Data shown:

——————————

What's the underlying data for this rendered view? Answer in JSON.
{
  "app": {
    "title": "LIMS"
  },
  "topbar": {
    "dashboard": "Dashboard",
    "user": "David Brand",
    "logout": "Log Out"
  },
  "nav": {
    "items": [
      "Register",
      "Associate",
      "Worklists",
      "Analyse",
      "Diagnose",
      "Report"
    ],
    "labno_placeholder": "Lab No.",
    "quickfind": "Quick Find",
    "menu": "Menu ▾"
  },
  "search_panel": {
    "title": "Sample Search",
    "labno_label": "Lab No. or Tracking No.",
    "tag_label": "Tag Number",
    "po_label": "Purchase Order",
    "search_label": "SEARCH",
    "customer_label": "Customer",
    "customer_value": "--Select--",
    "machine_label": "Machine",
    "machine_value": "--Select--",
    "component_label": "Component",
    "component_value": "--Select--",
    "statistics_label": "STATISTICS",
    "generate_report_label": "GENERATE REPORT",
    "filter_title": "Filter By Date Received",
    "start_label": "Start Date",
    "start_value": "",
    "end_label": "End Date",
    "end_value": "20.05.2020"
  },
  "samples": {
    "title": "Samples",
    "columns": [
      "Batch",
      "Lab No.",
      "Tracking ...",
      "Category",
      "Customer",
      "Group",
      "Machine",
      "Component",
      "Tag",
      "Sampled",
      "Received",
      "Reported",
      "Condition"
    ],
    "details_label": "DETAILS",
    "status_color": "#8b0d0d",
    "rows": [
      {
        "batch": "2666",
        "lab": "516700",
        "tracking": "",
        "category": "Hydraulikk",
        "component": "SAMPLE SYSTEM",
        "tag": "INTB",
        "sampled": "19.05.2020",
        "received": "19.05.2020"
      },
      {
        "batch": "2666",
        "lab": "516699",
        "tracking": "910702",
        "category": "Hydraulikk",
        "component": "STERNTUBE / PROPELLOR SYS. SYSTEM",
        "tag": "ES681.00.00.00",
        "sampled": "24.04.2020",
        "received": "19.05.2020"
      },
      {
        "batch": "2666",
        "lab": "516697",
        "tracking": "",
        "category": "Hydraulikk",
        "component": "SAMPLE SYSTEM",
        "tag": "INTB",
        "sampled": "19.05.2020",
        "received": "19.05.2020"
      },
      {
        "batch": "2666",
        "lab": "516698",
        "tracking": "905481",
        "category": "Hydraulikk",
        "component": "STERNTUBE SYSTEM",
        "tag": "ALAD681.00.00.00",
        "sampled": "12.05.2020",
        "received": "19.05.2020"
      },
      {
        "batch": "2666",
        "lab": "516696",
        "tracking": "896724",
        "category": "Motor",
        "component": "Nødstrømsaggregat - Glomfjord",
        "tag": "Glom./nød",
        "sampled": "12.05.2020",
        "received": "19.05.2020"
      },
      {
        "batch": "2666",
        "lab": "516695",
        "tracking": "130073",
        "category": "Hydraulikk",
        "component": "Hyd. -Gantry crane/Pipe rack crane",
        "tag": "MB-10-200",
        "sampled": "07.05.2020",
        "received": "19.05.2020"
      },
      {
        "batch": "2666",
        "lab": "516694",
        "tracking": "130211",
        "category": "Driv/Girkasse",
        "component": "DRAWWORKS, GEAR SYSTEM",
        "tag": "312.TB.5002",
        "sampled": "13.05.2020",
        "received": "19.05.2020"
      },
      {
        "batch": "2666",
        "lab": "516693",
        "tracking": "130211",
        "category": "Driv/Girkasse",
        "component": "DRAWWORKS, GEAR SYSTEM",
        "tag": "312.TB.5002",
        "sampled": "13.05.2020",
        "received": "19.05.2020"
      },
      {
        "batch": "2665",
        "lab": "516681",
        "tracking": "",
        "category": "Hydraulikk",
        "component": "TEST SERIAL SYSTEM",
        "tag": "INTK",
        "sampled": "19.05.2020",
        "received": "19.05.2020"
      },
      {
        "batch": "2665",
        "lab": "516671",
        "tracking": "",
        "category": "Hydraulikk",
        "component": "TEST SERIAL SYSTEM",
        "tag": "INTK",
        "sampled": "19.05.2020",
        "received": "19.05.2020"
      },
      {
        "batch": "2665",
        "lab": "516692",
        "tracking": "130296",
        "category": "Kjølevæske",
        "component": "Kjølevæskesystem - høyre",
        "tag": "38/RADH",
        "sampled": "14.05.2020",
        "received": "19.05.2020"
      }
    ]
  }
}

——————————

Task goal: Write out the full listing exactly as given.

Written response:
What's the underlying data for this rendered view? Answer in JSON.
{
  "app": {
    "title": "LIMS"
  },
  "topbar": {
    "dashboard": "Dashboard",
    "user": "David Brand",
    "logout": "Log Out"
  },
  "nav": {
    "items": [
      "Register",
      "Associate",
      "Worklists",
      "Analyse",
      "Diagnose",
      "Report"
    ],
    "labno_placeholder": "Lab No.",
    "quickfind": "Quick Find",
    "menu": "Menu ▾"
  },
  "search_panel": {
    "title": "Sample Search",
    "labno_label": "Lab No. or Tracking No.",
    "tag_label": "Tag Number",
    "po_label": "Purchase Order",
    "search_label": "SEARCH",
    "customer_label": "Customer",
    "customer_value": "--Select--",
    "machine_label": "Machine",
    "machine_value": "--Select--",
    "component_label": "Component",
    "component_value": "--Select--",
    "statistics_label": "STATISTICS",
    "generate_report_label": "GENERATE REPORT",
    "filter_title": "Filter By Date Received",
    "start_label": "Start Date",
    "start_value": "",
    "end_label": "End Date",
    "end_value": "20.05.2020"
  },
  "samples": {
    "title": "Samples",
    "columns": [
      "Batch",
      "Lab No.",
      "Tracking ...",
      "Category",
      "Customer",
      "Group",
      "Machine",
      "Component",
      "Tag",
      "Sampled",
      "Received",
      "Reported",
      "Condition"
    ],
    "details_label": "DETAILS",
    "status_color": "#8b0d0d",
    "rows": [
      {
        "batch": "2666",
        "lab": "516700",
        "tracking": "",
        "category": "Hydraulikk",
        "component": "SAMPLE SYSTEM",
        "tag": "INTB",
        "sampled": "19.05.2020",
        "received": "19.05.2020"
      },
      {
        "batch": "2666",
        "lab": "516699",
        "tracking": "910702",
        "category": "Hydraulikk",
        "component": "STERNTUBE / PROPELLOR SYS. SYSTEM",
        "tag": "ES681.00.00.00",
        "sampled": "24.04.2020",
        "received": "19.05.2020"
      },
      {
        "batch": "2666",
        "lab": "516697",
        "tracking": "",
        "category": "Hydraulikk",
        "component": "SAMPLE SYSTEM",
        "tag": "INTB",
        "sampled": "19.05.2020",
        "received": "19.05.2020"
      },
      {
        "batch": "2666",
        "lab": "516698",
        "tracking": "905481",
        "category": "Hydraulikk",
        "component": "STERNTUBE SYSTEM",
        "tag": "ALAD681.00.00.00",
        "sampled": "12.05.2020",
        "received": "19.05.2020"
      },
      {
        "batch": "2666",
        "lab": "516696",
        "tracking": "896724",
        "category": "Motor",
        "component": "Nødstrømsaggregat - Glomfjord",
        "tag": "Glom./nød",
        "sampled": "12.05.2020",
        "received": "19.05.2020"
      },
      {
        "batch": "2666",
        "lab": "516695",
        "tracking": "130073",
        "category": "Hydraulikk",
        "component": "Hyd. -Gantry crane/Pipe rack crane",
        "tag": "MB-10-200",
        "sampled": "07.05.2020",
        "received": "19.05.2020"
      },
      {
        "batch": "2666",
        "lab": "516694",
        "tracking": "130211",
        "category": "Driv/Girkasse",
        "component": "DRAWWORKS, GEAR SYSTEM",
        "tag": "312.TB.5002",
        "sampled": "13.05.2020",
        "received": "19.05.2020"
      },
      {
        "batch": "2666",
        "lab": "516693",
        "tracking": "130211",
        "category": "Driv/Girkasse",
        "component": "DRAWWORKS, GEAR SYSTEM",
        "tag": "312.TB.5002",
        "sampled": "13.05.2020",
        "received": "19.05.2020"
      },
      {
        "batch": "2665",
        "lab": "516681",
        "tracking": "",
        "category": "Hydraulikk",
        "component": "TEST SERIAL SYSTEM",
        "tag": "INTK",
        "sampled": "19.05.2020",
        "received": "19.05.2020"
      },
      {
        "batch": "2665",
        "lab": "516671",
        "tracking": "",
        "category": "Hydraulikk",
        "component": "TEST SERIAL SYSTEM",
        "tag": "INTK",
        "sampled": "19.05.2020",
        "received": "19.05.2020"
      },
      {
        "batch": "2665",
        "lab": "516692",
        "tracking": "130296",
        "category": "Kjølevæske",
        "component": "Kjølevæskesystem - høyre",
        "tag": "38/RADH",
        "sampled": "14.05.2020",
        "received": "19.05.2020"
      }
    ]
  }
}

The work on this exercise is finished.